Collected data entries
---------------

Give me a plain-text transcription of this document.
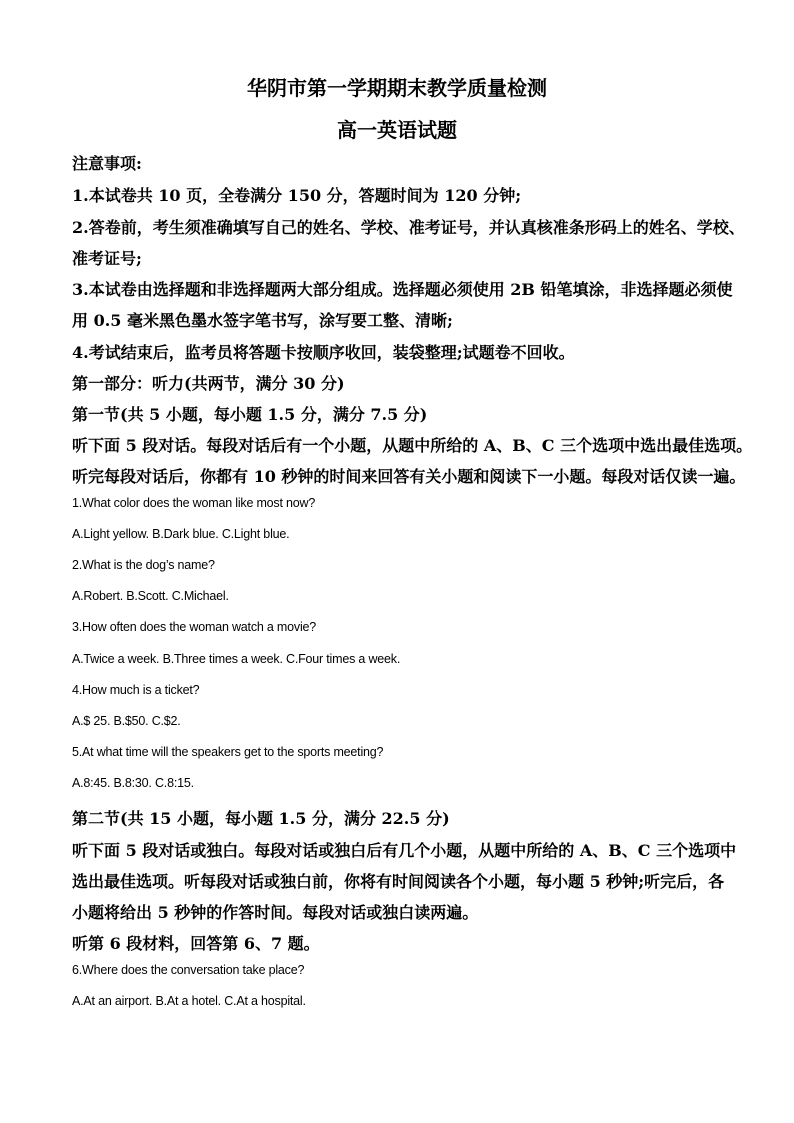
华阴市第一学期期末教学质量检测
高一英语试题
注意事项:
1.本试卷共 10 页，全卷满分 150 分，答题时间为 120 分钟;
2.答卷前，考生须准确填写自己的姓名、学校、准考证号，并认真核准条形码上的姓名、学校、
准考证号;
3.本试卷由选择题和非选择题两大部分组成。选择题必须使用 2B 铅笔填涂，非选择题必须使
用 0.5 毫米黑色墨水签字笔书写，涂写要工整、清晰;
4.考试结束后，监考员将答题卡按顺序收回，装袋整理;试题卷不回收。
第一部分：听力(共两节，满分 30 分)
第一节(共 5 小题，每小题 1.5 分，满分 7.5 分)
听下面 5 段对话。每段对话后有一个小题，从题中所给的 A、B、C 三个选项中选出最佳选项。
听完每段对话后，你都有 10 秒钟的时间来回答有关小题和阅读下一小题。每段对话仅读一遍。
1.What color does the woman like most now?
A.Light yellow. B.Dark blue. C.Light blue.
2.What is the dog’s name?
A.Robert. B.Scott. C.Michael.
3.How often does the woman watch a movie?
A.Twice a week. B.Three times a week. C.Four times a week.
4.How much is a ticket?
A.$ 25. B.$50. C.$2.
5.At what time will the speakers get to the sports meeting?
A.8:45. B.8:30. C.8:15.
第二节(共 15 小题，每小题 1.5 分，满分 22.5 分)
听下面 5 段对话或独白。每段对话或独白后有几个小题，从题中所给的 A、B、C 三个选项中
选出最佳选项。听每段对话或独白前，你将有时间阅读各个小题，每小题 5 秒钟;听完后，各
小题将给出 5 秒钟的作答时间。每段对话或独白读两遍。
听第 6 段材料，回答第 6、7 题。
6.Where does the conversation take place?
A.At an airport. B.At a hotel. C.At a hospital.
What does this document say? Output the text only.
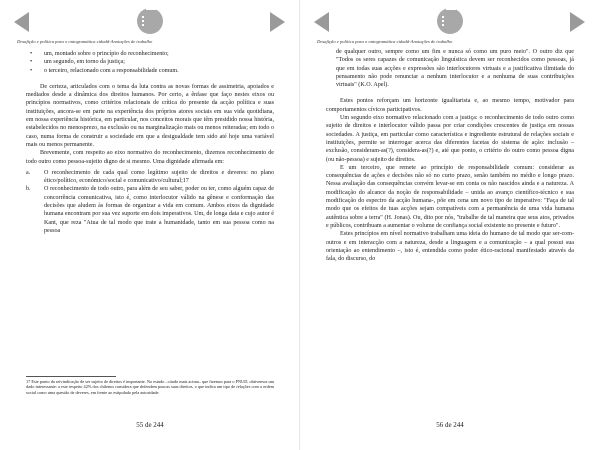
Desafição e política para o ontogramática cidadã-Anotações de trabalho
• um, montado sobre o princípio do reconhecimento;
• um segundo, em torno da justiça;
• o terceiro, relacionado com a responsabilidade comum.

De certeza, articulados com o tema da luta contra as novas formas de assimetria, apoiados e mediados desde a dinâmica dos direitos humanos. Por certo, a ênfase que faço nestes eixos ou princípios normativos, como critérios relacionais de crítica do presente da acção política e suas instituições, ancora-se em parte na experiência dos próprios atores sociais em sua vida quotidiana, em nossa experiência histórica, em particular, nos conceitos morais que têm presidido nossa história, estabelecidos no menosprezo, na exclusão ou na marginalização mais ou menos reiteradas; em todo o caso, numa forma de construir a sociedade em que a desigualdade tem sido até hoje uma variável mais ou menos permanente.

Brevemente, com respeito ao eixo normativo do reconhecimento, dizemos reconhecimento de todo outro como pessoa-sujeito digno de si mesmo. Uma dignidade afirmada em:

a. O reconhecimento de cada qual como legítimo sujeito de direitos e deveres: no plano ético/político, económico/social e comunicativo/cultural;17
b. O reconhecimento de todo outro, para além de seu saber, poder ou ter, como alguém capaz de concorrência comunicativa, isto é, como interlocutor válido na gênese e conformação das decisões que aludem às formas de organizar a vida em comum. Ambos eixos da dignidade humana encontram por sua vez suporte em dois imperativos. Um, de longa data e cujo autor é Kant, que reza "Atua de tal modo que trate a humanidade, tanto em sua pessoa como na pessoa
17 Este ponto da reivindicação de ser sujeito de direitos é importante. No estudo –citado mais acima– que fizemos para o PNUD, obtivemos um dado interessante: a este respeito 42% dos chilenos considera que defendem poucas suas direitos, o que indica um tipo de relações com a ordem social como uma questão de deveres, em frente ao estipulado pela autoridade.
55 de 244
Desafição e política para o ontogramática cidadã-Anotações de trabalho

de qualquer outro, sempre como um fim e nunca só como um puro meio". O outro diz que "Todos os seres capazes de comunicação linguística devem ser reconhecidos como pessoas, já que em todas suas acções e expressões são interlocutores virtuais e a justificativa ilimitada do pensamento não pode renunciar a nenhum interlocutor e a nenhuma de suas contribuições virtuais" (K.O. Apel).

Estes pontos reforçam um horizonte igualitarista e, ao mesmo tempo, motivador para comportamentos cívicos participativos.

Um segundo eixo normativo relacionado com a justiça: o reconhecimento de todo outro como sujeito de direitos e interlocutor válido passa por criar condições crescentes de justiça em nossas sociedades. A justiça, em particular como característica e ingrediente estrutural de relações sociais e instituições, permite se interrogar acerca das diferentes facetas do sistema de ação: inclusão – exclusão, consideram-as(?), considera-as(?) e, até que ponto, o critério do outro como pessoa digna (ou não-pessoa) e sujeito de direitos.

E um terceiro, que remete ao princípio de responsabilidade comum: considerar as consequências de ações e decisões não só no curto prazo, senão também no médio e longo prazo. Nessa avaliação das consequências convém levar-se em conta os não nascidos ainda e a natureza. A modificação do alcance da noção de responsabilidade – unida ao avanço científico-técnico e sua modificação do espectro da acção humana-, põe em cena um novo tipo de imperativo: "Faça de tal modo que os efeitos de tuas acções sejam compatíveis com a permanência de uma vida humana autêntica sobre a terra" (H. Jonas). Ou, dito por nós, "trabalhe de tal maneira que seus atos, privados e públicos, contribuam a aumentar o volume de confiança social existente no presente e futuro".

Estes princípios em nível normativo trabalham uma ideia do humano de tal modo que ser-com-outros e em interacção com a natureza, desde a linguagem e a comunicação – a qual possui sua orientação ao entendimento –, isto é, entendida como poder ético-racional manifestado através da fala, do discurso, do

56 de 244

---------------

List the lines of the material in which the word "sujeito" occurs.

**Result of the exercise:**
Brevemente, com respeito ao eixo normativo do reconhecimento, dizemos reconhecimento de todo outro como pessoa-sujeito digno de si mesmo. Uma dignidade afirmada em:
a. O reconhecimento de cada qual como legítimo sujeito de direitos e deveres: no plano ético/político, económico/social e comunicativo/cultural;17
17 Este ponto da reivindicação de ser sujeito de direitos é importante. No estudo –citado mais acima– que fizemos para o PNUD, obtivemos um dado interessante: a este respeito 42% dos chilenos considera que defendem poucas suas direitos, o que indica um tipo de relações com a ordem social como uma questão de deveres, em frente ao estipulado pela autoridade.
Um segundo eixo normativo relacionado com a justiça: o reconhecimento de todo outro como sujeito de direitos e interlocutor válido passa por criar condições crescentes de justiça em nossas sociedades. A justiça, em particular como característica e ingrediente estrutural de relações sociais e instituições, permite se interrogar acerca das diferentes facetas do sistema de ação: inclusão – exclusão, consideram-as(?), considera-as(?) e, até que ponto, o critério do outro como pessoa digna (ou não-pessoa) e sujeito de direitos.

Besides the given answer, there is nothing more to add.